◆ Short exercise ◆
Copy, from the entries below, each line where the word "icon" can be found.

┄┄┄┄┄┄┄┄┄┄

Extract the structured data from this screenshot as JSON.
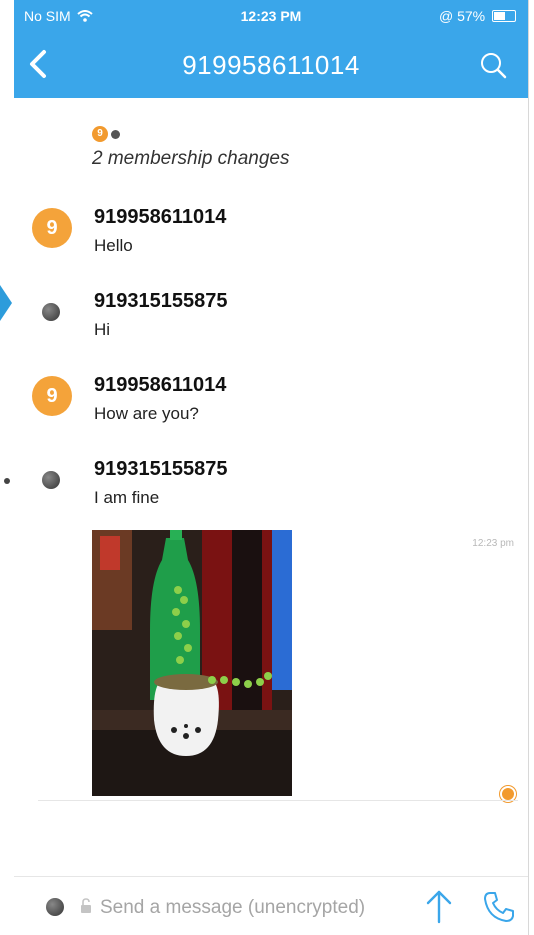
{
  "status_bar": {
    "carrier": "No SIM",
    "time": "12:23 PM",
    "battery": "57%",
    "battery_level": 0.57
  },
  "header": {
    "title": "919958611014",
    "back_icon": "chevron-left-icon",
    "search_icon": "search-icon"
  },
  "membership": {
    "avatar_letter": "9",
    "text": "2 membership changes"
  },
  "messages": [
    {
      "sender": "919958611014",
      "text": "Hello",
      "avatar_letter": "9"
    },
    {
      "sender": "919315155875",
      "text": "Hi"
    },
    {
      "sender": "919958611014",
      "text": "How are you?",
      "avatar_letter": "9"
    },
    {
      "sender": "919315155875",
      "text": "I am fine"
    }
  ],
  "image_message": {
    "timestamp": "12:23 pm"
  },
  "composer": {
    "placeholder": "Send a message (unencrypted)"
  },
  "colors": {
    "header_bg": "#3aa6ea",
    "avatar_orange": "#f4a33a"
  }
}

┄┄┄┄┄┄┄┄┄┄

◆ Response below ◆
    "back_icon": "chevron-left-icon",
    "search_icon": "search-icon"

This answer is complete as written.